## Written request
Show every line where "name" occurs.

....

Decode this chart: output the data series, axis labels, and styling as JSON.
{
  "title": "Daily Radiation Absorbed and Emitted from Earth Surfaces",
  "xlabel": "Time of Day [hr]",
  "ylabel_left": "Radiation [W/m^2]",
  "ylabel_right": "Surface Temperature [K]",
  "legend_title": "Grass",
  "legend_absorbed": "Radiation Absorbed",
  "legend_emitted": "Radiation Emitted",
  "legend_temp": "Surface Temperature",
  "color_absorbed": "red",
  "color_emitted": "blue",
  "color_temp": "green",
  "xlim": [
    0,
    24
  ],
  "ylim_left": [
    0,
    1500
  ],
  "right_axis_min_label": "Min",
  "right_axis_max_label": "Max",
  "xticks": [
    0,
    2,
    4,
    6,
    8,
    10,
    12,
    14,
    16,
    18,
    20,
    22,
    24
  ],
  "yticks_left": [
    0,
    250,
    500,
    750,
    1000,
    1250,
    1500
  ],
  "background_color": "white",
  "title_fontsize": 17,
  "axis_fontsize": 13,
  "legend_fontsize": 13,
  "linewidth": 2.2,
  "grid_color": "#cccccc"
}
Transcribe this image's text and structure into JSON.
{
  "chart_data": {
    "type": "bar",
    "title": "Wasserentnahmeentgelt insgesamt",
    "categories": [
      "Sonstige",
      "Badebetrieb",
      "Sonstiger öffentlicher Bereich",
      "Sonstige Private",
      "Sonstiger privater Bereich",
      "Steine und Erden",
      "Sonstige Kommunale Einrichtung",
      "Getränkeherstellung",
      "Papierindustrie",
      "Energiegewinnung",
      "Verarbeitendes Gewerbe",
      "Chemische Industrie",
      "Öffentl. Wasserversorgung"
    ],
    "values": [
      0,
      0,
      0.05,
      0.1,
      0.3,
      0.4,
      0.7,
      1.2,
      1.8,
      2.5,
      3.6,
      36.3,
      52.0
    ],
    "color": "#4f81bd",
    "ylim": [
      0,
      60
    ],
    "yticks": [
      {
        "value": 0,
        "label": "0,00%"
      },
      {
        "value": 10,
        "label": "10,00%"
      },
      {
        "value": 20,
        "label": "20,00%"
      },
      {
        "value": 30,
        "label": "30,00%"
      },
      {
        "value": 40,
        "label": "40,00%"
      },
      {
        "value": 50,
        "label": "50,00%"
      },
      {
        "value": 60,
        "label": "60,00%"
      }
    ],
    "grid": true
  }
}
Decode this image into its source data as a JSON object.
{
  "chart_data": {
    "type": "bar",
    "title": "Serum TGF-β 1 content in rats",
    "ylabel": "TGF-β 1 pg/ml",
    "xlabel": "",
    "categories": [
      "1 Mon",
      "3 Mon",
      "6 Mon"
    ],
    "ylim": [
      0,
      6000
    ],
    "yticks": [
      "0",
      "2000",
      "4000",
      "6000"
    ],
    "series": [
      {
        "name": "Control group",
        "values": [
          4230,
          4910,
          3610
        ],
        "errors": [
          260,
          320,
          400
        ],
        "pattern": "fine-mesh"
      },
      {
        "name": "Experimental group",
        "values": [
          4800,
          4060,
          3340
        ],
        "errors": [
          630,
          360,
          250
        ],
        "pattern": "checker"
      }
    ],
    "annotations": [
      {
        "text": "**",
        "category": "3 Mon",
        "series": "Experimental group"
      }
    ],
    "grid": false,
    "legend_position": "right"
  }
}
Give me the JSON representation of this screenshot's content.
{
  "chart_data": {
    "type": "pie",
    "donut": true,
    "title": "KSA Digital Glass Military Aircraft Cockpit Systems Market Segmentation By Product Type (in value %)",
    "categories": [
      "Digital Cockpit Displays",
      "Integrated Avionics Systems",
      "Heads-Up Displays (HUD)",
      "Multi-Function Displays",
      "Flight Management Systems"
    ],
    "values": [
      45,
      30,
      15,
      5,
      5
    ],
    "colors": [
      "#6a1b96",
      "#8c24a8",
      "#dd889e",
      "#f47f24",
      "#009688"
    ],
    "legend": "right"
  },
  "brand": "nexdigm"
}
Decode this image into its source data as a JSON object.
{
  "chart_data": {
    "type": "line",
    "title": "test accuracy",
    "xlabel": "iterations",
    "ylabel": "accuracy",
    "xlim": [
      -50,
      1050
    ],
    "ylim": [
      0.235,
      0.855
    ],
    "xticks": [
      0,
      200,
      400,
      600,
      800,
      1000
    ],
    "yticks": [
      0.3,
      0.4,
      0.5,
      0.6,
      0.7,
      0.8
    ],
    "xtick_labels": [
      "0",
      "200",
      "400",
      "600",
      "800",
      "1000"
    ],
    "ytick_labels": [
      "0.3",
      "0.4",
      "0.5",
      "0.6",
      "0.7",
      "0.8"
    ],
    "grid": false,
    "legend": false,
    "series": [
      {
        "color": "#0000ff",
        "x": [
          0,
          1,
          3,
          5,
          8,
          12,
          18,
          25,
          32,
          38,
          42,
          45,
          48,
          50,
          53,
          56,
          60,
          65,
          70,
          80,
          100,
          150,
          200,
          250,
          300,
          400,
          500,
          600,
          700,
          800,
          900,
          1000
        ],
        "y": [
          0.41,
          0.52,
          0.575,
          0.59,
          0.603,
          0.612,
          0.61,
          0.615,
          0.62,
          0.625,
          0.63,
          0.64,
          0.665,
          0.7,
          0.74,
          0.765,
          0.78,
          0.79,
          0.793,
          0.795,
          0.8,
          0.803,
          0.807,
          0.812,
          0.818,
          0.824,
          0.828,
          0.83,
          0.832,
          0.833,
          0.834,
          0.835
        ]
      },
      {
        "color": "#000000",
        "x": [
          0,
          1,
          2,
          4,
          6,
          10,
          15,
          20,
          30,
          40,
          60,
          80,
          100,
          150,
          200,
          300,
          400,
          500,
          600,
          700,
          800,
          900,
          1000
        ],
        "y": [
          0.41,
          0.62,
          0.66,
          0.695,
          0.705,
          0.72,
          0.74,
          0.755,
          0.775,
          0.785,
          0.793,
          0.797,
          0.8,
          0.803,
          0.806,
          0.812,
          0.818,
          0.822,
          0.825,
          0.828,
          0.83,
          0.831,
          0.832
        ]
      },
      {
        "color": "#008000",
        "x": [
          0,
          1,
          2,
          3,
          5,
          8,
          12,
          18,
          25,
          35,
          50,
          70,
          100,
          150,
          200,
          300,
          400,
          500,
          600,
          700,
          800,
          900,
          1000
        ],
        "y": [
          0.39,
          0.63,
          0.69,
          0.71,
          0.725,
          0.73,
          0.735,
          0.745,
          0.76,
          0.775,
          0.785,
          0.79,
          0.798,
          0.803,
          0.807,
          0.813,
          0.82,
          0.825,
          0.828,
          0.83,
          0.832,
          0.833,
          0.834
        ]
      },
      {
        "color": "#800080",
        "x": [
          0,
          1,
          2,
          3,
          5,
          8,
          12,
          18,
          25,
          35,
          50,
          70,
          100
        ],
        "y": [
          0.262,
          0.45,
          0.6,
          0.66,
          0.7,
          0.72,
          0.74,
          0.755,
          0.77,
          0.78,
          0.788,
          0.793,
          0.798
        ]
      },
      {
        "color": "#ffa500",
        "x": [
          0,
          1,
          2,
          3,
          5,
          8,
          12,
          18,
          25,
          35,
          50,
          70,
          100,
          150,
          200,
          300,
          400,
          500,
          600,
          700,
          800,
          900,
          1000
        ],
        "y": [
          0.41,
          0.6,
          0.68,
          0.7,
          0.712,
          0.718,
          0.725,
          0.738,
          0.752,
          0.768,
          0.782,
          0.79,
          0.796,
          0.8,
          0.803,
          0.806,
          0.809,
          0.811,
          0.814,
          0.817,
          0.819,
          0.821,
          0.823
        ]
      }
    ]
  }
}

....

## Response
        "name": "Control group",
        "name": "Experimental group",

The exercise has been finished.